WHAT THE TASK ASKS — Below are some entries. Output each one exactly as it appears.

SUPPLIED RECORDS —
- - - -
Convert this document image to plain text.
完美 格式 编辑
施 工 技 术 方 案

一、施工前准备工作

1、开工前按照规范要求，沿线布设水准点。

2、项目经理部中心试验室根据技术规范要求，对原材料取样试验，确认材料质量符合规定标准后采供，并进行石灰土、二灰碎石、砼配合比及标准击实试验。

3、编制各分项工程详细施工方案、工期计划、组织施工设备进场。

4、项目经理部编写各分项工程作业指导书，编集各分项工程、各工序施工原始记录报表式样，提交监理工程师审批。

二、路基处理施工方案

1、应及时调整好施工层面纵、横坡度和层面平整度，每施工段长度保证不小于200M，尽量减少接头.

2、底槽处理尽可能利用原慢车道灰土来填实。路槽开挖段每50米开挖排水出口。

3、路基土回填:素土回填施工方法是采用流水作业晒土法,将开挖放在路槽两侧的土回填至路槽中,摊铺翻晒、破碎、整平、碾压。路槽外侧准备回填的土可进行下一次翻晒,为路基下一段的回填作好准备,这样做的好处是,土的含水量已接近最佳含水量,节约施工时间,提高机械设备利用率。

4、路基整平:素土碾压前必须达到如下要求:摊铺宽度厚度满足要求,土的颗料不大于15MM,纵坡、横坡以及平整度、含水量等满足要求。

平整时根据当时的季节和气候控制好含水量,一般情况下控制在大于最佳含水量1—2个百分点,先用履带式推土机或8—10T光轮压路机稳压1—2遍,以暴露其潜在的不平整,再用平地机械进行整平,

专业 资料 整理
- - - -
ANSWER TO THE EXERCISE —
Convert this document image to plain text.
完美 格式 编辑
施 工 技 术 方 案

一、施工前准备工作

1、开工前按照规范要求，沿线布设水准点。

2、项目经理部中心试验室根据技术规范要求，对原材料取样试验，确认材料质量符合规定标准后采供，并进行石灰土、二灰碎石、砼配合比及标准击实试验。

3、编制各分项工程详细施工方案、工期计划、组织施工设备进场。

4、项目经理部编写各分项工程作业指导书，编集各分项工程、各工序施工原始记录报表式样，提交监理工程师审批。

二、路基处理施工方案

1、应及时调整好施工层面纵、横坡度和层面平整度，每施工段长度保证不小于200M，尽量减少接头.

2、底槽处理尽可能利用原慢车道灰土来填实。路槽开挖段每50米开挖排水出口。

3、路基土回填:素土回填施工方法是采用流水作业晒土法,将开挖放在路槽两侧的土回填至路槽中,摊铺翻晒、破碎、整平、碾压。路槽外侧准备回填的土可进行下一次翻晒,为路基下一段的回填作好准备,这样做的好处是,土的含水量已接近最佳含水量,节约施工时间,提高机械设备利用率。

4、路基整平:素土碾压前必须达到如下要求:摊铺宽度厚度满足要求,土的颗料不大于15MM,纵坡、横坡以及平整度、含水量等满足要求。

平整时根据当时的季节和气候控制好含水量,一般情况下控制在大于最佳含水量1—2个百分点,先用履带式推土机或8—10T光轮压路机稳压1—2遍,以暴露其潜在的不平整,再用平地机械进行整平,

专业 资料 整理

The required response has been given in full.